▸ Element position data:
__________

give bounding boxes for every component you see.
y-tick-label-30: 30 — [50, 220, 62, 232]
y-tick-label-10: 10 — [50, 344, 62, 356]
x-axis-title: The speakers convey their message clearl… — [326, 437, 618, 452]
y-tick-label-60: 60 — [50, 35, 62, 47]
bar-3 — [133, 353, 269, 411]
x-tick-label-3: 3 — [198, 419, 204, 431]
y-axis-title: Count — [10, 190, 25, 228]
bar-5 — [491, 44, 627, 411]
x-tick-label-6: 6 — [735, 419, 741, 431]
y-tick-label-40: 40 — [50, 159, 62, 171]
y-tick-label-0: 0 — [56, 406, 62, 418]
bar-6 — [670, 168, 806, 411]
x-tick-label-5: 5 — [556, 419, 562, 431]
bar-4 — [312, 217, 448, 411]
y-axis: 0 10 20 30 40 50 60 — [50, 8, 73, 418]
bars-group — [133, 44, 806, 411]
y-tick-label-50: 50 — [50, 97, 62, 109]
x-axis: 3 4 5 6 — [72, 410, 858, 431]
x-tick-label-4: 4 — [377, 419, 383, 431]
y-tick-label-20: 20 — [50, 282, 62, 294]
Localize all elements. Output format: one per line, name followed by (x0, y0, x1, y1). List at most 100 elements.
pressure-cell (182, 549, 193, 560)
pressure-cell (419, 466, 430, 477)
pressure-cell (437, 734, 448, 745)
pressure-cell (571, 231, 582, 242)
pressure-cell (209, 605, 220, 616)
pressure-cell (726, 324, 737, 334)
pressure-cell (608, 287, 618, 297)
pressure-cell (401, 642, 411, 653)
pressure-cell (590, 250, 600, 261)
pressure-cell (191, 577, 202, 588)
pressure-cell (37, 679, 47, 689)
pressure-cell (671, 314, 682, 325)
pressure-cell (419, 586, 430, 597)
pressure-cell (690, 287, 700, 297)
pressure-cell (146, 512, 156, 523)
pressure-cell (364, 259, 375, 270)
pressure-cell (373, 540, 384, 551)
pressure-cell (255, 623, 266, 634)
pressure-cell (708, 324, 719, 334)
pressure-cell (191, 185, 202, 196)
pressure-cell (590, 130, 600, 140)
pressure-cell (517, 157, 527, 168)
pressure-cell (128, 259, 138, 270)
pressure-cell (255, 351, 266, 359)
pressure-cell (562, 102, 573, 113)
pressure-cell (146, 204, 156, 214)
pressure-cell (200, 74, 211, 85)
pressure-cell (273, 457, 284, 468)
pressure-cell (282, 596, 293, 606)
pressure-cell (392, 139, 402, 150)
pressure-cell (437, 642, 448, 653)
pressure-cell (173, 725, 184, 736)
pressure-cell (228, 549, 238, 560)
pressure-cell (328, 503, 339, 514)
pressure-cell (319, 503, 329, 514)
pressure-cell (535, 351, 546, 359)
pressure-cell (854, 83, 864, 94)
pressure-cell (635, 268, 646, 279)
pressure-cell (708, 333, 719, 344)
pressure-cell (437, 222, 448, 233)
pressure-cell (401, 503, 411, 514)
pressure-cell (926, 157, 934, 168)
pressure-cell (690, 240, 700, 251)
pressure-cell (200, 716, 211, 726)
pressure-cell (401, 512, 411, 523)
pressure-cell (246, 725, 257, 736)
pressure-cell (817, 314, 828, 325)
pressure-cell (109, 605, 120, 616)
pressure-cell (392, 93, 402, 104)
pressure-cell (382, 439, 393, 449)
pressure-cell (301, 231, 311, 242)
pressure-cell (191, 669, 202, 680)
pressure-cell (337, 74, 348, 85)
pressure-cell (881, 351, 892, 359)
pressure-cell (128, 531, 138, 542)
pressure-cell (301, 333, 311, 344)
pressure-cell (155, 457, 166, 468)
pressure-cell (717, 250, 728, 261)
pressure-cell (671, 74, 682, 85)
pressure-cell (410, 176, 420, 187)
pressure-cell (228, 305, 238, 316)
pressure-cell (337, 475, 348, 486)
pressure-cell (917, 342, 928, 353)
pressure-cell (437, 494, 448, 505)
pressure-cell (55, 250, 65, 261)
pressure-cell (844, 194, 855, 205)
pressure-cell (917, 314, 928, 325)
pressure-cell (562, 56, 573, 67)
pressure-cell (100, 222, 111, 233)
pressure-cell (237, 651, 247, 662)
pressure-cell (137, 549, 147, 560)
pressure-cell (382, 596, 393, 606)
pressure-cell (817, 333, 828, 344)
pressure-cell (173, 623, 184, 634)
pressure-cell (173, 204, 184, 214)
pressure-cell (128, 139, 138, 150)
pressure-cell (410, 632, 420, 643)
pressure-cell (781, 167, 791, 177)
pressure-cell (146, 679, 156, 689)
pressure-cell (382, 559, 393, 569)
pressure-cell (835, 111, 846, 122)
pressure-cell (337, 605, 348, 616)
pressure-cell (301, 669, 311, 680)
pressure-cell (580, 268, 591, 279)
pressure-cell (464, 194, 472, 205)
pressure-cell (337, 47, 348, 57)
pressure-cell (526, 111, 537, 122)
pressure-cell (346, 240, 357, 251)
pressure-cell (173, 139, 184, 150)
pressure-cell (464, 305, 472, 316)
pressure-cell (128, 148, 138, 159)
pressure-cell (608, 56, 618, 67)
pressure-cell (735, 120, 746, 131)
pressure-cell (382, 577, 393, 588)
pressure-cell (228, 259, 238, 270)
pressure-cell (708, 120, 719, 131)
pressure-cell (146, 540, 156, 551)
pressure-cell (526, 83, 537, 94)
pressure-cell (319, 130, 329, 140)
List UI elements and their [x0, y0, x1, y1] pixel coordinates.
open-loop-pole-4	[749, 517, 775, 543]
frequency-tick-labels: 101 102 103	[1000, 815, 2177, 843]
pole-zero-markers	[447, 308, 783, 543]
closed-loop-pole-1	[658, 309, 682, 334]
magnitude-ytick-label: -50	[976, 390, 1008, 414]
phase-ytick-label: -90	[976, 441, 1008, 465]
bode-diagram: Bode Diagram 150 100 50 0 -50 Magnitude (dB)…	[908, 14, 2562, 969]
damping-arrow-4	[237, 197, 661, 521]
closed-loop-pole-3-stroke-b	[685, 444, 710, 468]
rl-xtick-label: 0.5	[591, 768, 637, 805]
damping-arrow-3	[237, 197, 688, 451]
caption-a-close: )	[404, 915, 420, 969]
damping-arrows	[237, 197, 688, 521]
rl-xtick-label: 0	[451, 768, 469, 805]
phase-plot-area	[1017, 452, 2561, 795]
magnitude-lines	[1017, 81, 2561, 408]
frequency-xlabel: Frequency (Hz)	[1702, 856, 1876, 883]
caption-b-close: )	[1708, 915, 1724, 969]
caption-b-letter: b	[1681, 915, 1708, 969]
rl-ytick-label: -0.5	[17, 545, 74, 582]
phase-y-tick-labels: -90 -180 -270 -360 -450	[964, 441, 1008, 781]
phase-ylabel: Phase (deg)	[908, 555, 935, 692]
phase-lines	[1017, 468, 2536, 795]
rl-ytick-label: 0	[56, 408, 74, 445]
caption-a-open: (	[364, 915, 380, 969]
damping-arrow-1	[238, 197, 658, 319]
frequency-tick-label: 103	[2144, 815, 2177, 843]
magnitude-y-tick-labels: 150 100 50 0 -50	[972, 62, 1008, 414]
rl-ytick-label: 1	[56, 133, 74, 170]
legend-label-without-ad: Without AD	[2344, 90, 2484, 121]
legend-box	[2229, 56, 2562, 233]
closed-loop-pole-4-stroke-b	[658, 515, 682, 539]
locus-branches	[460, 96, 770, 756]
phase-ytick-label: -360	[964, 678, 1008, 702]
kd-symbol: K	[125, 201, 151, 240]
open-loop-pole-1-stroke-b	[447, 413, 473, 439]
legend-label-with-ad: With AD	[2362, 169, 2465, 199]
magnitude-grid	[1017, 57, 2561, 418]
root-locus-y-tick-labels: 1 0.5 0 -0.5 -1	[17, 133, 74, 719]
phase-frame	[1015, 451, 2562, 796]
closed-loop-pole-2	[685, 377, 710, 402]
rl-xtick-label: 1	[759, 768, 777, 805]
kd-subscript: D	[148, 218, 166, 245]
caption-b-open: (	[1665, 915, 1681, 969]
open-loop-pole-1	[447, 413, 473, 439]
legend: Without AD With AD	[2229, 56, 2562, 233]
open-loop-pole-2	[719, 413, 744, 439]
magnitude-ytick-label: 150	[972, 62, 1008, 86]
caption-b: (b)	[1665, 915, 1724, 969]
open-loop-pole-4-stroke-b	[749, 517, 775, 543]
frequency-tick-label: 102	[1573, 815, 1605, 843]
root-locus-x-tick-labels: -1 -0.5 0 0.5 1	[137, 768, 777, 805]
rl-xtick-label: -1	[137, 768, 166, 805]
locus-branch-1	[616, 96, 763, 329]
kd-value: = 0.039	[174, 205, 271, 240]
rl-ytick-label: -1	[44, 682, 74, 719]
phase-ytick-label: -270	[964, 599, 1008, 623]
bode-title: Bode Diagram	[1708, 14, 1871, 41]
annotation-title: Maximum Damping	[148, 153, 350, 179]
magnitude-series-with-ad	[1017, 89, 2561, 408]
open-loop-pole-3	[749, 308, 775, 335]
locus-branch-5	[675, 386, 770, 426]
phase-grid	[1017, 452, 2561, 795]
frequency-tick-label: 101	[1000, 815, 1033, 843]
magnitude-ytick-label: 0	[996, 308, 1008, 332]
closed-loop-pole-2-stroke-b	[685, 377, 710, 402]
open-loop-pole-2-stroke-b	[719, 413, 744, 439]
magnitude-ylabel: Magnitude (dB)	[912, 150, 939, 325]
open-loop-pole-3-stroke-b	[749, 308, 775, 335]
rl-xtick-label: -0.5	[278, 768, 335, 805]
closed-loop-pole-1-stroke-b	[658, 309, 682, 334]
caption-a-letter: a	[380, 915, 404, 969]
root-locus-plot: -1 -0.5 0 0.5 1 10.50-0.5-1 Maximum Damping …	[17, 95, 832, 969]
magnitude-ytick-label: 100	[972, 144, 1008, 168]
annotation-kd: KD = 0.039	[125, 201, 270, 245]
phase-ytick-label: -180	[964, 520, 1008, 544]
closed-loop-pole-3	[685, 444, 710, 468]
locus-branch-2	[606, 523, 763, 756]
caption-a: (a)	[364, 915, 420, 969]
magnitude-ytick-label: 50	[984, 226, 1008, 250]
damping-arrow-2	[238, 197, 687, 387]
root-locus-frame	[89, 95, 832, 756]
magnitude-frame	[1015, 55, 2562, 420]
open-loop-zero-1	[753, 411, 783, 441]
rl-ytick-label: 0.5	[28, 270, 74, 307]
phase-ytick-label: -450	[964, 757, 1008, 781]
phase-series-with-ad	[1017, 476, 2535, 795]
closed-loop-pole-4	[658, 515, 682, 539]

__________

▸ WHAT TO WORK ON:
Turn the stretch of the records from the start through the line containing "pressure-cell (726, 324, 737, 334)" into a Markdown table with the columns Row and Line, leaving out any blank lines.

▸ WORKED SOLUTION:
| Row | Line |
|---|---|
| 1 | give bounding boxes for every component you see. |
| 2 | y-tick-label-30: 30 — [50, 220, 62, 232] |
| 3 | y-tick-label-10: 10 — [50, 344, 62, 356] |
| 4 | x-axis-title: The speakers convey their message clearl… — [326, 437, 618, 452] |
| 5 | y-tick-label-60: 60 — [50, 35, 62, 47] |
| 6 | bar-3 — [133, 353, 269, 411] |
| 7 | x-tick-label-3: 3 — [198, 419, 204, 431] |
| 8 | y-axis-title: Count — [10, 190, 25, 228] |
| 9 | bar-5 — [491, 44, 627, 411] |
| 10 | x-tick-label-6: 6 — [735, 419, 741, 431] |
| 11 | y-tick-label-40: 40 — [50, 159, 62, 171] |
| 12 | y-tick-label-0: 0 — [56, 406, 62, 418] |
| 13 | bar-6 — [670, 168, 806, 411] |
| 14 | x-tick-label-5: 5 — [556, 419, 562, 431] |
| 15 | bar-4 — [312, 217, 448, 411] |
| 16 | y-axis: 0 10 20 30 40 50 60 — [50, 8, 73, 418] |
| 17 | bars-group — [133, 44, 806, 411] |
| 18 | y-tick-label-50: 50 — [50, 97, 62, 109] |
| 19 | x-axis: 3 4 5 6 — [72, 410, 858, 431] |
| 20 | x-tick-label-4: 4 — [377, 419, 383, 431] |
| 21 | y-tick-label-20: 20 — [50, 282, 62, 294] |
| 22 | Localize all elements. Output format: one per line, name followed by (x0, y0, x1, y1). List at most 100 elements. |
| 23 | pressure-cell (182, 549, 193, 560) |
| 24 | pressure-cell (419, 466, 430, 477) |
| 25 | pressure-cell (437, 734, 448, 745) |
| 26 | pressure-cell (571, 231, 582, 242) |
| 27 | pressure-cell (209, 605, 220, 616) |
| 28 | pressure-cell (726, 324, 737, 334) |